Entries from a visual dataset:

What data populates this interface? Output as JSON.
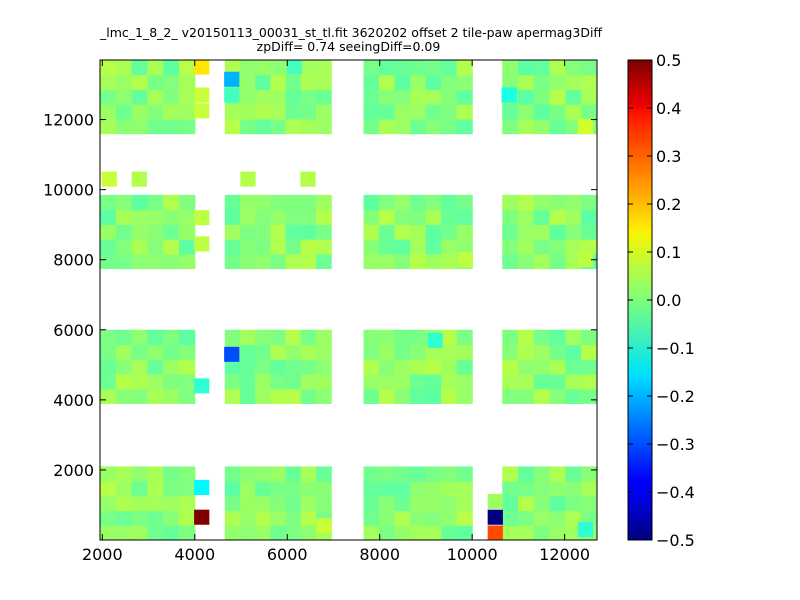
{
  "chart_data": {
    "type": "heatmap",
    "title": "_lmc_1_8_2_ v20150113_00031_st_tl.fit 3620202 offset 2 tile-paw apermag3Diff",
    "subtitle": "zpDiff= 0.74 seeingDiff=0.09",
    "xlabel": "",
    "ylabel": "",
    "xlim": [
      1950,
      12700
    ],
    "ylim": [
      0,
      13700
    ],
    "x_ticks": [
      2000,
      4000,
      6000,
      8000,
      10000,
      12000
    ],
    "y_ticks": [
      2000,
      4000,
      6000,
      8000,
      10000,
      12000
    ],
    "colorbar": {
      "range": [
        -0.5,
        0.5
      ],
      "ticks": [
        "0.5",
        "0.4",
        "0.3",
        "0.2",
        "0.1",
        "0.0",
        "−0.1",
        "−0.2",
        "−0.3",
        "−0.4",
        "−0.5"
      ],
      "colormap": "jet"
    },
    "cell_size": [
      330,
      430
    ],
    "column_groups": [
      {
        "x_start": 1950,
        "x_end": 4000,
        "cols": 6
      },
      {
        "x_start": 4650,
        "x_end": 6950,
        "cols": 7
      },
      {
        "x_start": 7650,
        "x_end": 10000,
        "cols": 7
      },
      {
        "x_start": 10650,
        "x_end": 12700,
        "cols": 6
      }
    ],
    "row_bands": [
      {
        "y_start": 0,
        "y_end": 2100,
        "rows": 5
      },
      {
        "y_start": 3900,
        "y_end": 6000,
        "rows": 5
      },
      {
        "y_start": 7750,
        "y_end": 9850,
        "rows": 5
      },
      {
        "y_start": 11600,
        "y_end": 13700,
        "rows": 5
      }
    ],
    "typical_value": 0.01,
    "special_cells": [
      {
        "x": 4150,
        "y": 650,
        "value": 0.5
      },
      {
        "x": 4150,
        "y": 1500,
        "value": -0.13
      },
      {
        "x": 10500,
        "y": 200,
        "value": 0.3
      },
      {
        "x": 10500,
        "y": 650,
        "value": -0.5
      },
      {
        "x": 10500,
        "y": 1100,
        "value": 0.03
      },
      {
        "x": 4150,
        "y": 4400,
        "value": -0.08
      },
      {
        "x": 4800,
        "y": 5300,
        "value": -0.3
      },
      {
        "x": 9200,
        "y": 5700,
        "value": -0.08
      },
      {
        "x": 12450,
        "y": 300,
        "value": -0.08
      },
      {
        "x": 4150,
        "y": 12700,
        "value": 0.07
      },
      {
        "x": 4150,
        "y": 12250,
        "value": 0.07
      },
      {
        "x": 4150,
        "y": 13500,
        "value": 0.15
      },
      {
        "x": 4800,
        "y": 13150,
        "value": -0.2
      },
      {
        "x": 4800,
        "y": 12700,
        "value": -0.06
      },
      {
        "x": 10800,
        "y": 12700,
        "value": -0.1
      },
      {
        "x": 6150,
        "y": 13500,
        "value": -0.06
      },
      {
        "x": 2150,
        "y": 10300,
        "value": 0.07
      },
      {
        "x": 2800,
        "y": 10300,
        "value": 0.05
      },
      {
        "x": 5150,
        "y": 10300,
        "value": 0.05
      },
      {
        "x": 6450,
        "y": 10300,
        "value": 0.05
      },
      {
        "x": 4150,
        "y": 9200,
        "value": 0.06
      },
      {
        "x": 4150,
        "y": 8450,
        "value": 0.06
      },
      {
        "x": 12450,
        "y": 8000,
        "value": 0.06
      },
      {
        "x": 9850,
        "y": 8000,
        "value": 0.06
      },
      {
        "x": 12450,
        "y": 11800,
        "value": 0.08
      },
      {
        "x": 6800,
        "y": 400,
        "value": 0.07
      }
    ]
  }
}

▸ **WHAT THE TASK ASKS**:
Omit the pictures. Output every record above word for word.

▸ **SOLUTION FOR THIS PROBLEM**:
What data populates this interface? Output as JSON.
{
  "chart_data": {
    "type": "heatmap",
    "title": "_lmc_1_8_2_ v20150113_00031_st_tl.fit 3620202 offset 2 tile-paw apermag3Diff",
    "subtitle": "zpDiff= 0.74 seeingDiff=0.09",
    "xlabel": "",
    "ylabel": "",
    "xlim": [
      1950,
      12700
    ],
    "ylim": [
      0,
      13700
    ],
    "x_ticks": [
      2000,
      4000,
      6000,
      8000,
      10000,
      12000
    ],
    "y_ticks": [
      2000,
      4000,
      6000,
      8000,
      10000,
      12000
    ],
    "colorbar": {
      "range": [
        -0.5,
        0.5
      ],
      "ticks": [
        "0.5",
        "0.4",
        "0.3",
        "0.2",
        "0.1",
        "0.0",
        "−0.1",
        "−0.2",
        "−0.3",
        "−0.4",
        "−0.5"
      ],
      "colormap": "jet"
    },
    "cell_size": [
      330,
      430
    ],
    "column_groups": [
      {
        "x_start": 1950,
        "x_end": 4000,
        "cols": 6
      },
      {
        "x_start": 4650,
        "x_end": 6950,
        "cols": 7
      },
      {
        "x_start": 7650,
        "x_end": 10000,
        "cols": 7
      },
      {
        "x_start": 10650,
        "x_end": 12700,
        "cols": 6
      }
    ],
    "row_bands": [
      {
        "y_start": 0,
        "y_end": 2100,
        "rows": 5
      },
      {
        "y_start": 3900,
        "y_end": 6000,
        "rows": 5
      },
      {
        "y_start": 7750,
        "y_end": 9850,
        "rows": 5
      },
      {
        "y_start": 11600,
        "y_end": 13700,
        "rows": 5
      }
    ],
    "typical_value": 0.01,
    "special_cells": [
      {
        "x": 4150,
        "y": 650,
        "value": 0.5
      },
      {
        "x": 4150,
        "y": 1500,
        "value": -0.13
      },
      {
        "x": 10500,
        "y": 200,
        "value": 0.3
      },
      {
        "x": 10500,
        "y": 650,
        "value": -0.5
      },
      {
        "x": 10500,
        "y": 1100,
        "value": 0.03
      },
      {
        "x": 4150,
        "y": 4400,
        "value": -0.08
      },
      {
        "x": 4800,
        "y": 5300,
        "value": -0.3
      },
      {
        "x": 9200,
        "y": 5700,
        "value": -0.08
      },
      {
        "x": 12450,
        "y": 300,
        "value": -0.08
      },
      {
        "x": 4150,
        "y": 12700,
        "value": 0.07
      },
      {
        "x": 4150,
        "y": 12250,
        "value": 0.07
      },
      {
        "x": 4150,
        "y": 13500,
        "value": 0.15
      },
      {
        "x": 4800,
        "y": 13150,
        "value": -0.2
      },
      {
        "x": 4800,
        "y": 12700,
        "value": -0.06
      },
      {
        "x": 10800,
        "y": 12700,
        "value": -0.1
      },
      {
        "x": 6150,
        "y": 13500,
        "value": -0.06
      },
      {
        "x": 2150,
        "y": 10300,
        "value": 0.07
      },
      {
        "x": 2800,
        "y": 10300,
        "value": 0.05
      },
      {
        "x": 5150,
        "y": 10300,
        "value": 0.05
      },
      {
        "x": 6450,
        "y": 10300,
        "value": 0.05
      },
      {
        "x": 4150,
        "y": 9200,
        "value": 0.06
      },
      {
        "x": 4150,
        "y": 8450,
        "value": 0.06
      },
      {
        "x": 12450,
        "y": 8000,
        "value": 0.06
      },
      {
        "x": 9850,
        "y": 8000,
        "value": 0.06
      },
      {
        "x": 12450,
        "y": 11800,
        "value": 0.08
      },
      {
        "x": 6800,
        "y": 400,
        "value": 0.07
      }
    ]
  }
}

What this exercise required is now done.